• Work to do: Set down the full listing exactly as given. Any pictures are to be left out.

-- BEGIN Exercise data --

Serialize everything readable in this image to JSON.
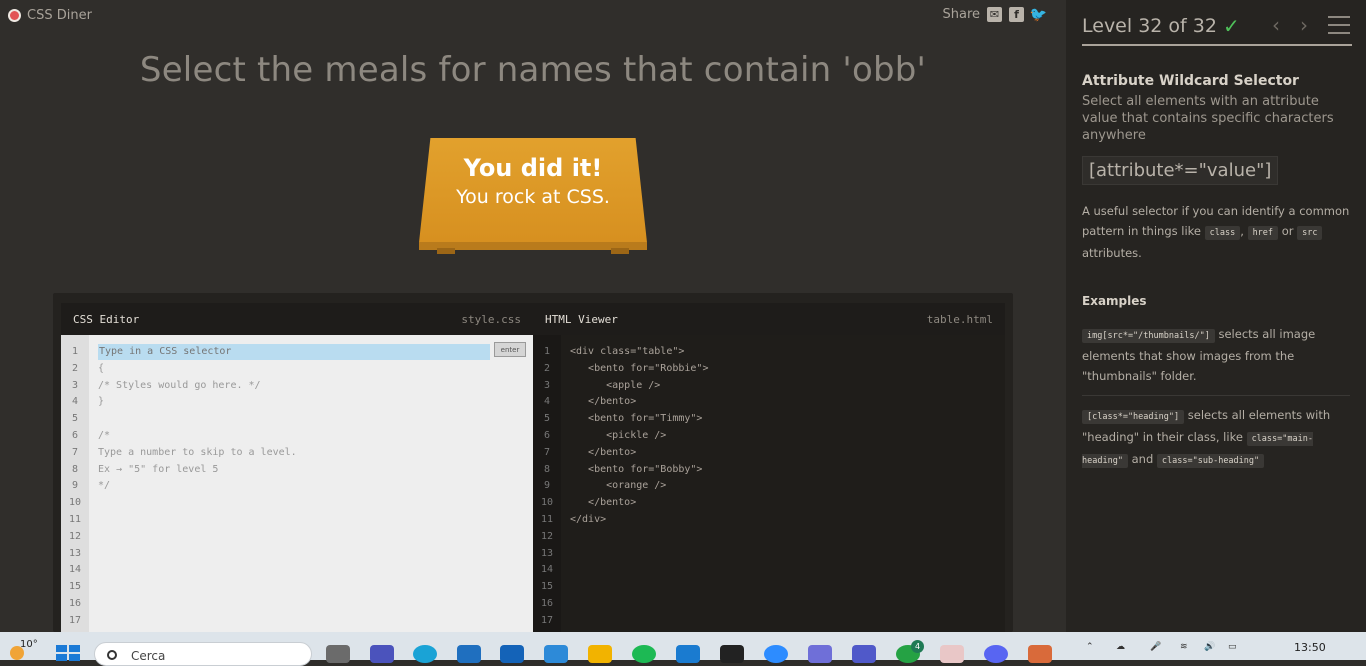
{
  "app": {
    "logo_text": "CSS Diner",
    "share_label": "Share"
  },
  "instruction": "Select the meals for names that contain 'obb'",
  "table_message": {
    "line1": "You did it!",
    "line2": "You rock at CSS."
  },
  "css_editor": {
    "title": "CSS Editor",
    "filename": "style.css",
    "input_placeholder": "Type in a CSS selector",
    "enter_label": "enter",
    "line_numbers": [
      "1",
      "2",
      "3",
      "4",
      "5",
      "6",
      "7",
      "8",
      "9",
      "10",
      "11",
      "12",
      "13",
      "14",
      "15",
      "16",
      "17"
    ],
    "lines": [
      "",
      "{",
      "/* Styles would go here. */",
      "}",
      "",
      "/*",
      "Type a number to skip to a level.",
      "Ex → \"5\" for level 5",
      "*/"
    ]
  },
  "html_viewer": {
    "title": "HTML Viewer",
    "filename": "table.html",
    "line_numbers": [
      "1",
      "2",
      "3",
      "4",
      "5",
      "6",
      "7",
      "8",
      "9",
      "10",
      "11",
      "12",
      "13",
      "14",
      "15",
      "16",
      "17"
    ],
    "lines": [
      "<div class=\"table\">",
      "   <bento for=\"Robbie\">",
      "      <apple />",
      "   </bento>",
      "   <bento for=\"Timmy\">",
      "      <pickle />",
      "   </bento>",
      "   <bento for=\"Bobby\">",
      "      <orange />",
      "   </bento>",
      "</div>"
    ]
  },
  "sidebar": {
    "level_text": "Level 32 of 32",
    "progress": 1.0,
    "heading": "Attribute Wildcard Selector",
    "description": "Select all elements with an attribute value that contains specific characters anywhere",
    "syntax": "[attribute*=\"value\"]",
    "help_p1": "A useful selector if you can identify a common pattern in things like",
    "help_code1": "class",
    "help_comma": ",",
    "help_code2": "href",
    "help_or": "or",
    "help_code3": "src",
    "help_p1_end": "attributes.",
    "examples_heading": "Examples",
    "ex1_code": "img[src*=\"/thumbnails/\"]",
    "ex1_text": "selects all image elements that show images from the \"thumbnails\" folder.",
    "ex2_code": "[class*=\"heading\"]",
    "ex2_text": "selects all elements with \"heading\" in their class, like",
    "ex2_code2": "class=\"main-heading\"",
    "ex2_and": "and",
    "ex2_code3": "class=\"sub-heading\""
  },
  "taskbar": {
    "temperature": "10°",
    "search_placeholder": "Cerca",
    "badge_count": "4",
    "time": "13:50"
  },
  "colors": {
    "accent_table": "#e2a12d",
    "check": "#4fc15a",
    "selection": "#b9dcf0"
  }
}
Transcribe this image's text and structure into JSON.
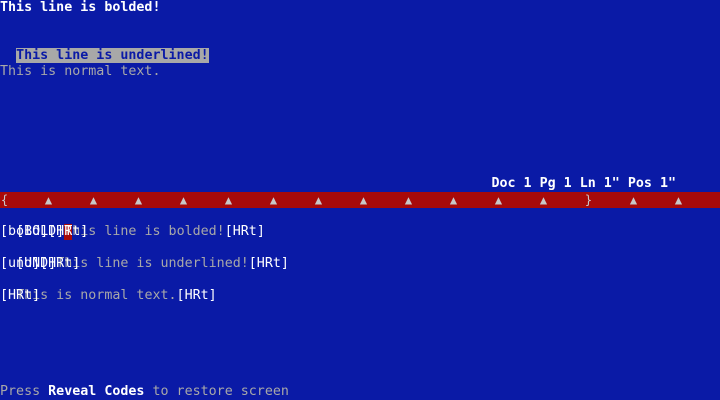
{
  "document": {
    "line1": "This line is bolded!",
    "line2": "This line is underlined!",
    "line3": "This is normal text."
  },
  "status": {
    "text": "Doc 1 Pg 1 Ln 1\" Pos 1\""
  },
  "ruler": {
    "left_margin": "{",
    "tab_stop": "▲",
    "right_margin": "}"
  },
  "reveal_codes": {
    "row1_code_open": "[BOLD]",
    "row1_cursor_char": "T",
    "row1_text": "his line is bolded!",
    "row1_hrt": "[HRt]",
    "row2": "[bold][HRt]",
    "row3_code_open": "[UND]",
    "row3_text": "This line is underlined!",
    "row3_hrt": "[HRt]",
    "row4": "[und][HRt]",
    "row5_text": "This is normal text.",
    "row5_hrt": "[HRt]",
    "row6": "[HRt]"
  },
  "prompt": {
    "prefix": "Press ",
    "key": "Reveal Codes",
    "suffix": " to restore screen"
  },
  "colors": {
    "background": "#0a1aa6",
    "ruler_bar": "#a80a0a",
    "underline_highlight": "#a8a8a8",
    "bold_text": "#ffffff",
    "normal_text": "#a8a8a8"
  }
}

-- END Exercise data --

• Response:
Serialize everything readable in this image to JSON.
{
  "app": {
    "logo_text": "CSS Diner",
    "share_label": "Share"
  },
  "instruction": "Select the meals for names that contain 'obb'",
  "table_message": {
    "line1": "You did it!",
    "line2": "You rock at CSS."
  },
  "css_editor": {
    "title": "CSS Editor",
    "filename": "style.css",
    "input_placeholder": "Type in a CSS selector",
    "enter_label": "enter",
    "line_numbers": [
      "1",
      "2",
      "3",
      "4",
      "5",
      "6",
      "7",
      "8",
      "9",
      "10",
      "11",
      "12",
      "13",
      "14",
      "15",
      "16",
      "17"
    ],
    "lines": [
      "",
      "{",
      "/* Styles would go here. */",
      "}",
      "",
      "/*",
      "Type a number to skip to a level.",
      "Ex → \"5\" for level 5",
      "*/"
    ]
  },
  "html_viewer": {
    "title": "HTML Viewer",
    "filename": "table.html",
    "line_numbers": [
      "1",
      "2",
      "3",
      "4",
      "5",
      "6",
      "7",
      "8",
      "9",
      "10",
      "11",
      "12",
      "13",
      "14",
      "15",
      "16",
      "17"
    ],
    "lines": [
      "<div class=\"table\">",
      "   <bento for=\"Robbie\">",
      "      <apple />",
      "   </bento>",
      "   <bento for=\"Timmy\">",
      "      <pickle />",
      "   </bento>",
      "   <bento for=\"Bobby\">",
      "      <orange />",
      "   </bento>",
      "</div>"
    ]
  },
  "sidebar": {
    "level_text": "Level 32 of 32",
    "progress": 1.0,
    "heading": "Attribute Wildcard Selector",
    "description": "Select all elements with an attribute value that contains specific characters anywhere",
    "syntax": "[attribute*=\"value\"]",
    "help_p1": "A useful selector if you can identify a common pattern in things like",
    "help_code1": "class",
    "help_comma": ",",
    "help_code2": "href",
    "help_or": "or",
    "help_code3": "src",
    "help_p1_end": "attributes.",
    "examples_heading": "Examples",
    "ex1_code": "img[src*=\"/thumbnails/\"]",
    "ex1_text": "selects all image elements that show images from the \"thumbnails\" folder.",
    "ex2_code": "[class*=\"heading\"]",
    "ex2_text": "selects all elements with \"heading\" in their class, like",
    "ex2_code2": "class=\"main-heading\"",
    "ex2_and": "and",
    "ex2_code3": "class=\"sub-heading\""
  },
  "taskbar": {
    "temperature": "10°",
    "search_placeholder": "Cerca",
    "badge_count": "4",
    "time": "13:50"
  },
  "colors": {
    "accent_table": "#e2a12d",
    "check": "#4fc15a",
    "selection": "#b9dcf0"
  }
}
Transcribe this image's text and structure into JSON.
{
  "document": {
    "line1": "This line is bolded!",
    "line2": "This line is underlined!",
    "line3": "This is normal text."
  },
  "status": {
    "text": "Doc 1 Pg 1 Ln 1\" Pos 1\""
  },
  "ruler": {
    "left_margin": "{",
    "tab_stop": "▲",
    "right_margin": "}"
  },
  "reveal_codes": {
    "row1_code_open": "[BOLD]",
    "row1_cursor_char": "T",
    "row1_text": "his line is bolded!",
    "row1_hrt": "[HRt]",
    "row2": "[bold][HRt]",
    "row3_code_open": "[UND]",
    "row3_text": "This line is underlined!",
    "row3_hrt": "[HRt]",
    "row4": "[und][HRt]",
    "row5_text": "This is normal text.",
    "row5_hrt": "[HRt]",
    "row6": "[HRt]"
  },
  "prompt": {
    "prefix": "Press ",
    "key": "Reveal Codes",
    "suffix": " to restore screen"
  },
  "colors": {
    "background": "#0a1aa6",
    "ruler_bar": "#a80a0a",
    "underline_highlight": "#a8a8a8",
    "bold_text": "#ffffff",
    "normal_text": "#a8a8a8"
  }
}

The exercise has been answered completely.